Set every line down exactly, from the one that has "What's the underlying" through the final one, and keep the pictures out.

— START —

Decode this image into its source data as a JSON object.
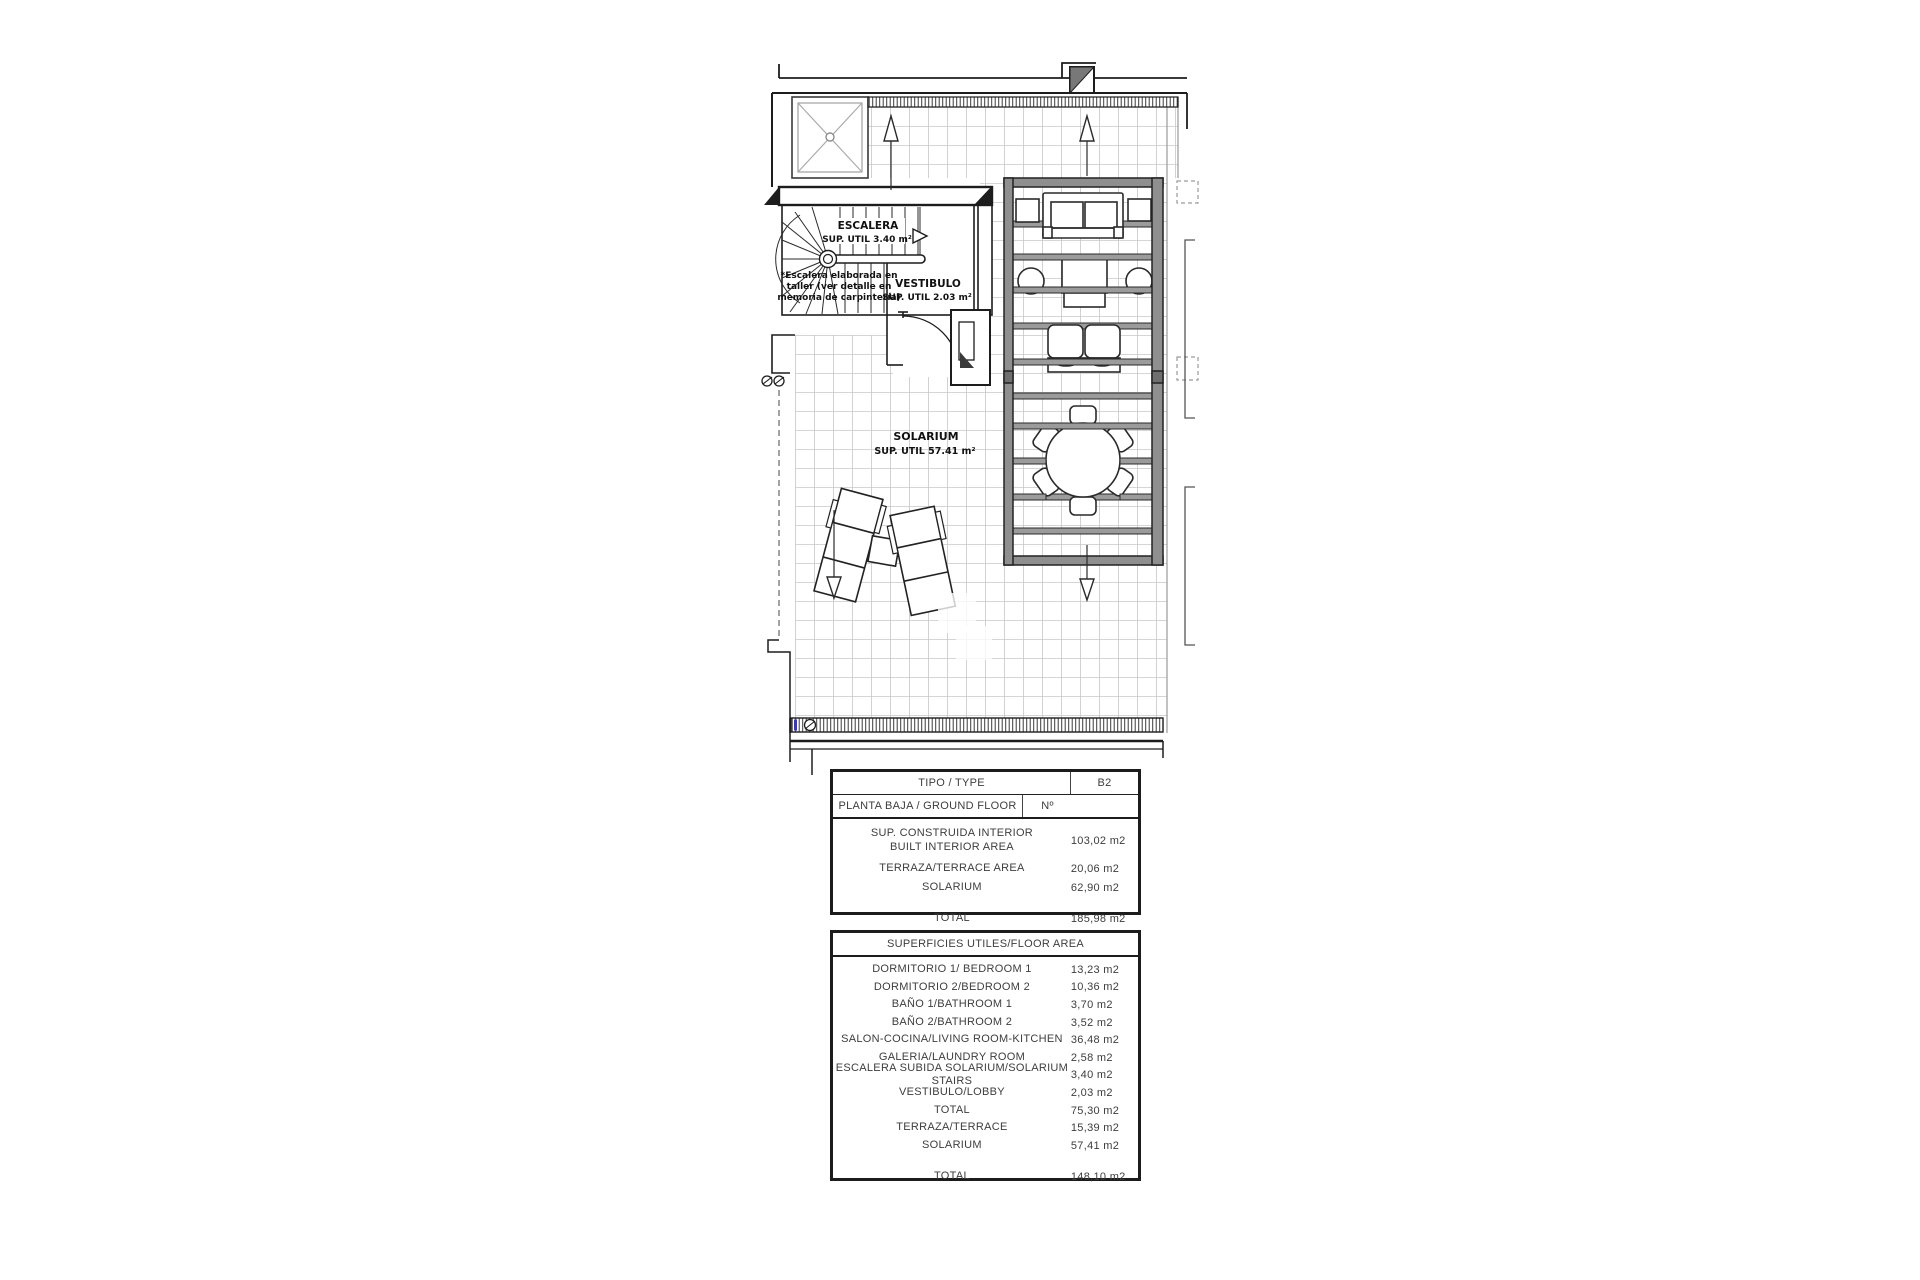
{
  "plan": {
    "escalera_label": "ESCALERA",
    "escalera_area": "SUP. UTIL 3.40 m²",
    "vestibulo_label": "VESTIBULO",
    "vestibulo_area": "SUP. UTIL 2.03 m²",
    "solarium_label": "SOLARIUM",
    "solarium_area": "SUP. UTIL 57.41 m²",
    "note_line1": "*Escalera elaborada en",
    "note_line2": "taller (ver detalle en",
    "note_line3": "memoria de carpintería)"
  },
  "summary_table": {
    "type_label": "TIPO / TYPE",
    "type_value": "B2",
    "floor_label": "PLANTA BAJA / GROUND FLOOR",
    "number_label": "Nº",
    "rows": [
      {
        "label": "SUP. CONSTRUIDA INTERIOR",
        "label2": "BUILT INTERIOR AREA",
        "value": "103,02 m2"
      },
      {
        "label": "TERRAZA/TERRACE AREA",
        "value": "20,06 m2"
      },
      {
        "label": "SOLARIUM",
        "value": "62,90 m2"
      }
    ],
    "total_label": "TOTAL",
    "total_value": "185,98 m2"
  },
  "areas_table": {
    "header": "SUPERFICIES UTILES/FLOOR AREA",
    "rows": [
      {
        "label": "DORMITORIO 1/ BEDROOM 1",
        "value": "13,23 m2"
      },
      {
        "label": "DORMITORIO 2/BEDROOM 2",
        "value": "10,36 m2"
      },
      {
        "label": "BAÑO 1/BATHROOM 1",
        "value": "3,70 m2"
      },
      {
        "label": "BAÑO 2/BATHROOM 2",
        "value": "3,52 m2"
      },
      {
        "label": "SALON-COCINA/LIVING ROOM-KITCHEN",
        "value": "36,48 m2"
      },
      {
        "label": "GALERIA/LAUNDRY ROOM",
        "value": "2,58 m2"
      },
      {
        "label": "ESCALERA SUBIDA SOLARIUM/SOLARIUM STAIRS",
        "value": "3,40 m2"
      },
      {
        "label": "VESTIBULO/LOBBY",
        "value": "2,03 m2"
      },
      {
        "label": "TOTAL",
        "value": "75,30 m2"
      },
      {
        "label": "TERRAZA/TERRACE",
        "value": "15,39 m2"
      },
      {
        "label": "SOLARIUM",
        "value": "57,41 m2"
      }
    ],
    "total_label": "TOTAL",
    "total_value": "148,10 m2"
  }
}
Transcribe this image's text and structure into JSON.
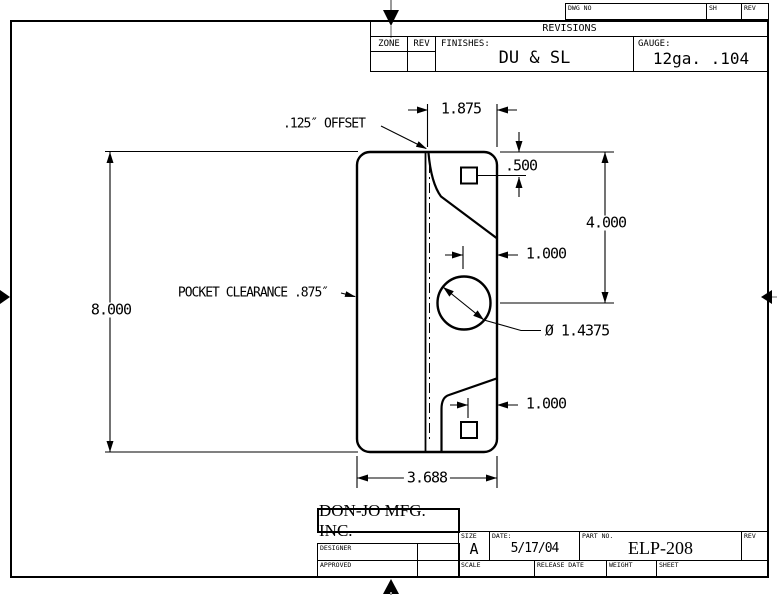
{
  "sheet": {
    "line_color": "#000000",
    "mark_stem_color": "#999999",
    "background": "#ffffff"
  },
  "top_strip": {
    "dwg_no_label": "DWG NO",
    "sh_label": "SH",
    "rev_label": "REV"
  },
  "revisions_block": {
    "title": "REVISIONS",
    "zone_label": "ZONE",
    "rev_label": "REV",
    "finishes_label": "FINISHES:",
    "finishes_value": "DU & SL",
    "gauge_label": "GAUGE:",
    "gauge_value": "12ga. .104"
  },
  "drawing": {
    "dims": {
      "flange_width": "1.875",
      "offset_note": ".125″ OFFSET",
      "hole_offset_top": ".500",
      "flange_height": "4.000",
      "hole_to_edge_mid": "1.000",
      "plate_height": "8.000",
      "pocket_note": "POCKET CLEARANCE .875″",
      "hole_diameter": "Ø 1.4375",
      "hole_to_edge_bottom": "1.000",
      "plate_width": "3.688"
    }
  },
  "title_block": {
    "company": "DON-JO MFG. INC.",
    "designer_label": "DESIGNER",
    "approved_label": "APPROVED",
    "size_label": "SIZE",
    "size_value": "A",
    "date_label": "DATE:",
    "date_value": "5/17/04",
    "part_no_label": "PART NO.",
    "part_no_value": "ELP-208",
    "rev_label": "REV",
    "scale_label": "SCALE",
    "release_date_label": "RELEASE DATE",
    "weight_label": "WEIGHT",
    "sheet_label": "SHEET"
  }
}
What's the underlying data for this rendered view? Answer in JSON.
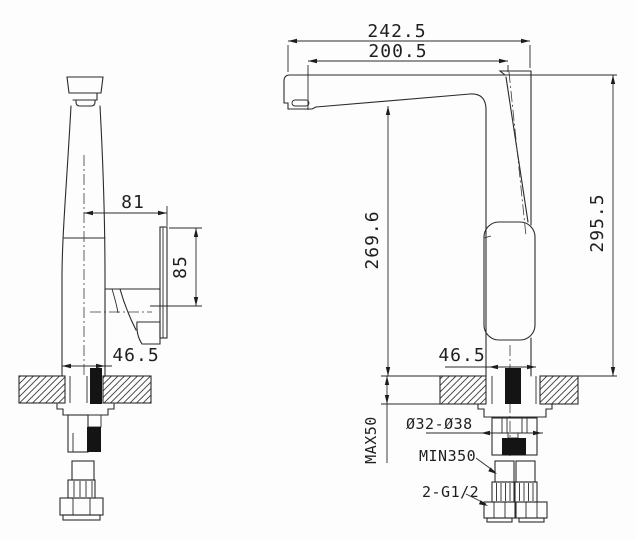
{
  "drawing": {
    "title": "Kitchen faucet two-view installation dimension drawing",
    "views": {
      "left": "front view",
      "right": "side view"
    }
  },
  "dimensions": {
    "overall_reach": "242.5",
    "spout_reach": "200.5",
    "spout_height": "269.6",
    "overall_height": "295.5",
    "handle_offset": "81",
    "handle_length": "85",
    "base_width_front": "46.5",
    "base_width_side": "46.5",
    "deck_thickness_max": "MAX50",
    "hole_diameter_range": "Ø32-Ø38",
    "hose_length_min": "MIN350",
    "thread_spec": "2-G1/2"
  }
}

— END —

### Solution below:
What's the underlying data for this rendered view? Answer in JSON.
{
  "drawing": {
    "title": "Kitchen faucet two-view installation dimension drawing",
    "views": {
      "left": "front view",
      "right": "side view"
    }
  },
  "dimensions": {
    "overall_reach": "242.5",
    "spout_reach": "200.5",
    "spout_height": "269.6",
    "overall_height": "295.5",
    "handle_offset": "81",
    "handle_length": "85",
    "base_width_front": "46.5",
    "base_width_side": "46.5",
    "deck_thickness_max": "MAX50",
    "hole_diameter_range": "Ø32-Ø38",
    "hose_length_min": "MIN350",
    "thread_spec": "2-G1/2"
  }
}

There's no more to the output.